◆ Exercise goal
Show all lines from the data that include the word "Google".

***** Stored records *****

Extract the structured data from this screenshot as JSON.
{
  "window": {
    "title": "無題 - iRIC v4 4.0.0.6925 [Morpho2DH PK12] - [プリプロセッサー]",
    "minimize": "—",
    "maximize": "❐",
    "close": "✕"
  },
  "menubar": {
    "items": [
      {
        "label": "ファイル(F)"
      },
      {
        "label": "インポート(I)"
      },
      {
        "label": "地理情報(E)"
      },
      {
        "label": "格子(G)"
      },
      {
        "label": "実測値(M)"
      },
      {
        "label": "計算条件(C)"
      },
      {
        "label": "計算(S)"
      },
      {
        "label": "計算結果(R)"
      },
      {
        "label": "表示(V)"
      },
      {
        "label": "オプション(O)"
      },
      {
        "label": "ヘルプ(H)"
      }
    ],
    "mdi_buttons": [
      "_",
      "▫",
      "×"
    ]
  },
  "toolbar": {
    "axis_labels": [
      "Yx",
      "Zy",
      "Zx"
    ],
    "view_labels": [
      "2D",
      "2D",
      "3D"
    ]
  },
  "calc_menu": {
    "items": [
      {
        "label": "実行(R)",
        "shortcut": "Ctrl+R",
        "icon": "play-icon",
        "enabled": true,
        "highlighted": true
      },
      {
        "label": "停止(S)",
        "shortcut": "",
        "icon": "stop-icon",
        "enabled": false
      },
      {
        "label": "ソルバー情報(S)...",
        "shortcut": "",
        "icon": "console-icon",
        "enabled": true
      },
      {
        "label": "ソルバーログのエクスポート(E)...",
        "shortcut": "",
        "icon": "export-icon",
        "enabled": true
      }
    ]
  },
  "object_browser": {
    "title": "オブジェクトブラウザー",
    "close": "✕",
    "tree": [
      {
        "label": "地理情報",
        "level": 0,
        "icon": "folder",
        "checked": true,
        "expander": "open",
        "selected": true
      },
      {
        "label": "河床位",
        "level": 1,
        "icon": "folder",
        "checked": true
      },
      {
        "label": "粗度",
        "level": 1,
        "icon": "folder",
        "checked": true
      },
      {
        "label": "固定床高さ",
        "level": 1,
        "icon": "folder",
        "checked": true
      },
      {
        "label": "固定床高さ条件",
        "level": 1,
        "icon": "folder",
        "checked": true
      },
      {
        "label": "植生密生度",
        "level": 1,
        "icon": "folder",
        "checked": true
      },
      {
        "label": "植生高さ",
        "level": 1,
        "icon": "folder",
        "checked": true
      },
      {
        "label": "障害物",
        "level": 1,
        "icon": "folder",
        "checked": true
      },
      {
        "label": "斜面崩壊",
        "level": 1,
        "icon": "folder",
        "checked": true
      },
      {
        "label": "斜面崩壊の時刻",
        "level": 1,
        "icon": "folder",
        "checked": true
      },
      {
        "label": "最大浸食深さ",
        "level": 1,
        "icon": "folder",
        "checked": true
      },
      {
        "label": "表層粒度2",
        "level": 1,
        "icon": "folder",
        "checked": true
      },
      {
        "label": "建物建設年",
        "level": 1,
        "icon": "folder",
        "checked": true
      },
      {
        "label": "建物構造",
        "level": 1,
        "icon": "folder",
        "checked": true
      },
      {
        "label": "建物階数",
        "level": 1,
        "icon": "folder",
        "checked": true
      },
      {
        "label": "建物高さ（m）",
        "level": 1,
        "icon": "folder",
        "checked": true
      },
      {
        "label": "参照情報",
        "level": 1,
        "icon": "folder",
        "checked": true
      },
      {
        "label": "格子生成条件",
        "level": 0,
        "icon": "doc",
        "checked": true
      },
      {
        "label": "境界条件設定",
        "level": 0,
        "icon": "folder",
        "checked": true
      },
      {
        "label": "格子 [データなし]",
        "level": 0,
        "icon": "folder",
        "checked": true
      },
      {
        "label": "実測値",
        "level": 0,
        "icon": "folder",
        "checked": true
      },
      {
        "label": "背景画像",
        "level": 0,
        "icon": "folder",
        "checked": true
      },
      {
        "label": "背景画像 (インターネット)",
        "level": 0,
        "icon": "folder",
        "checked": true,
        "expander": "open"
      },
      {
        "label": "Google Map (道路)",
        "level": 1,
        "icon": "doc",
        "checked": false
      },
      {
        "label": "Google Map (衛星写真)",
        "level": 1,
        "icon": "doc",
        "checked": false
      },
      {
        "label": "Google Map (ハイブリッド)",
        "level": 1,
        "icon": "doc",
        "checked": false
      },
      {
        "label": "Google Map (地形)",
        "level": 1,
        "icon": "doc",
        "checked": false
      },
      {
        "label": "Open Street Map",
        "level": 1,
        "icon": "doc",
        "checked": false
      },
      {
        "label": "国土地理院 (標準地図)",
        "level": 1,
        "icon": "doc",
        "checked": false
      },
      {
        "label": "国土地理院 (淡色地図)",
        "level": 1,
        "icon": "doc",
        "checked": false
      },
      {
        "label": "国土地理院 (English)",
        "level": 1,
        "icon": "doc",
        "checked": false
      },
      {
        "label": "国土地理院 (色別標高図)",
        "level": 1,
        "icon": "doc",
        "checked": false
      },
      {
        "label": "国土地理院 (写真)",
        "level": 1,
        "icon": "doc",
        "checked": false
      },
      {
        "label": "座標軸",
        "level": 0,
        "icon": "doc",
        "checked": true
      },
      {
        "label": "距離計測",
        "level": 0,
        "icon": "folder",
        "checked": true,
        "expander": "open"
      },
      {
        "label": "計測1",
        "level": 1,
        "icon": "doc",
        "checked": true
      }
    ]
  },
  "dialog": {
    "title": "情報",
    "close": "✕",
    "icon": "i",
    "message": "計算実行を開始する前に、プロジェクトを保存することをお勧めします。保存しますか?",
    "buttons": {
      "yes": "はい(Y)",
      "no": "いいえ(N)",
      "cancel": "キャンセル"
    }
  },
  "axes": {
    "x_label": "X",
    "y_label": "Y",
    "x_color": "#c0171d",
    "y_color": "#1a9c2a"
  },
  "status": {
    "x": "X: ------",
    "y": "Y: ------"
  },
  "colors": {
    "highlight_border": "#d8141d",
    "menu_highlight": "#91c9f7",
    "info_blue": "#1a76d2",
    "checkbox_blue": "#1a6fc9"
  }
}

*****

◆ Solution for this problem
        "label": "Google Map (道路)",
        "label": "Google Map (衛星写真)",
        "label": "Google Map (ハイブリッド)",
        "label": "Google Map (地形)",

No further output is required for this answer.